Exercise details
Check each line for the string "title". Give only the count of lines that have it.

Material to process
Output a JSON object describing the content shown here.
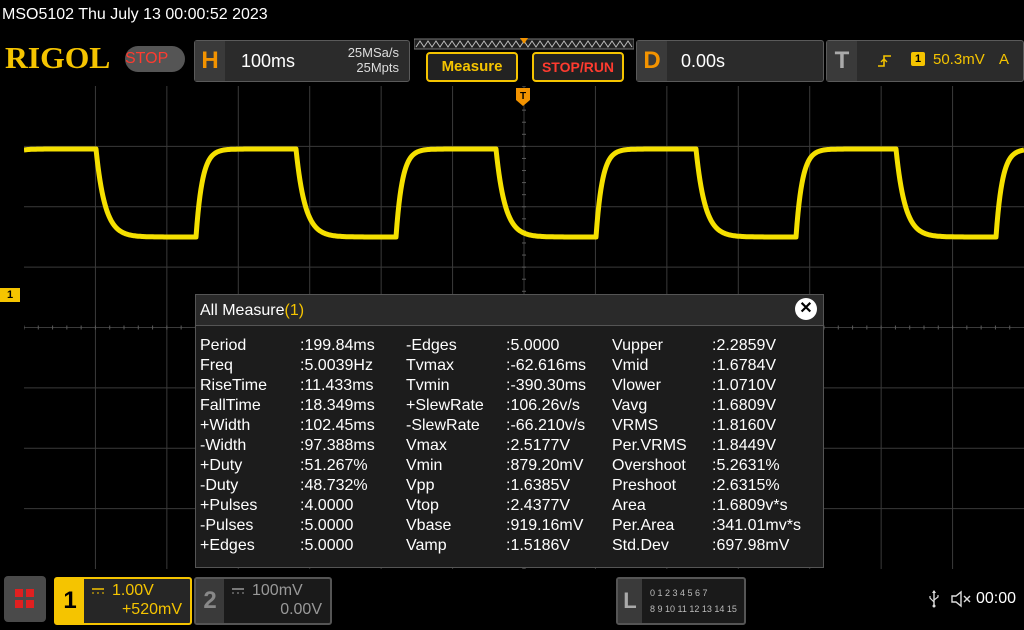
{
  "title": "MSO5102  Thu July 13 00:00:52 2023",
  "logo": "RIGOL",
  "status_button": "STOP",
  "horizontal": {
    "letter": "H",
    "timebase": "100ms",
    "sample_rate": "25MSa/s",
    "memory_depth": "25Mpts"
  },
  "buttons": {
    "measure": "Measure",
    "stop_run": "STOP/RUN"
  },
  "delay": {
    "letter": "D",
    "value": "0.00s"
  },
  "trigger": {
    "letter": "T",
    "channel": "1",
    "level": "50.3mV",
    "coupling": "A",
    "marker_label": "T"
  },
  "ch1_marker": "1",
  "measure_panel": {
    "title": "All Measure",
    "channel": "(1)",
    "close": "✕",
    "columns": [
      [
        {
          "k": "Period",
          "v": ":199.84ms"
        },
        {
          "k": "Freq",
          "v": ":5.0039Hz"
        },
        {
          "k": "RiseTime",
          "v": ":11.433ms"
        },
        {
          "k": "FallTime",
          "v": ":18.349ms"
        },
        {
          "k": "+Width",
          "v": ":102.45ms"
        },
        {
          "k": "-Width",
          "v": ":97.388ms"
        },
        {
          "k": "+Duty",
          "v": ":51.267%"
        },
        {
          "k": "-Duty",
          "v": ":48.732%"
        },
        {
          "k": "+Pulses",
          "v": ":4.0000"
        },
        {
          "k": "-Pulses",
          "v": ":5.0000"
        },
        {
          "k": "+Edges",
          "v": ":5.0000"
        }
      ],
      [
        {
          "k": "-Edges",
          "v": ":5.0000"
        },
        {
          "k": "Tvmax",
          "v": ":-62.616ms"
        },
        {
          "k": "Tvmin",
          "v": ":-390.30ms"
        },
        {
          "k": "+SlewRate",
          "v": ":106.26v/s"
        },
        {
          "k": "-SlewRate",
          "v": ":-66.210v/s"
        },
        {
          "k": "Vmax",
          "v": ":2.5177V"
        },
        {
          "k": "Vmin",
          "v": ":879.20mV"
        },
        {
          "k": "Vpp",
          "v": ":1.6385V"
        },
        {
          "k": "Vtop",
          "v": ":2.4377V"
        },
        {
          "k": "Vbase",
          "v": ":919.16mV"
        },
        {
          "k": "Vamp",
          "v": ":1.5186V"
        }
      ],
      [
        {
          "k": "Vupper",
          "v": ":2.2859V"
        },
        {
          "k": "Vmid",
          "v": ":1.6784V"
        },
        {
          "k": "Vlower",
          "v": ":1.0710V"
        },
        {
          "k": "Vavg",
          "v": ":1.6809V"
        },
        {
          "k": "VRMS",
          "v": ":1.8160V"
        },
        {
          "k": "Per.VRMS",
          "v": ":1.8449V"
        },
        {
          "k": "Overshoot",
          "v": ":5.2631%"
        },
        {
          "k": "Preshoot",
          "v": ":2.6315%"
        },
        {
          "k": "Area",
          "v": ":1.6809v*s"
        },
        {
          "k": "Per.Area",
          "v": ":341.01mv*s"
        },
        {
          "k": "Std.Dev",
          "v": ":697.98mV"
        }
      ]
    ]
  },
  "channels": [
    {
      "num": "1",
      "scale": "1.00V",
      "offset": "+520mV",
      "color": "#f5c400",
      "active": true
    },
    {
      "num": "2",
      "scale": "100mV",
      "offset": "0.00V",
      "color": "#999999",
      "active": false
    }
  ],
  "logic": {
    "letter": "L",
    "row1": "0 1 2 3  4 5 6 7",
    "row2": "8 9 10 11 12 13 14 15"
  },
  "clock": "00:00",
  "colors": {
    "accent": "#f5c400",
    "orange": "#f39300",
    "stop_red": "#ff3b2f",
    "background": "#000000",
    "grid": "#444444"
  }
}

The reply
2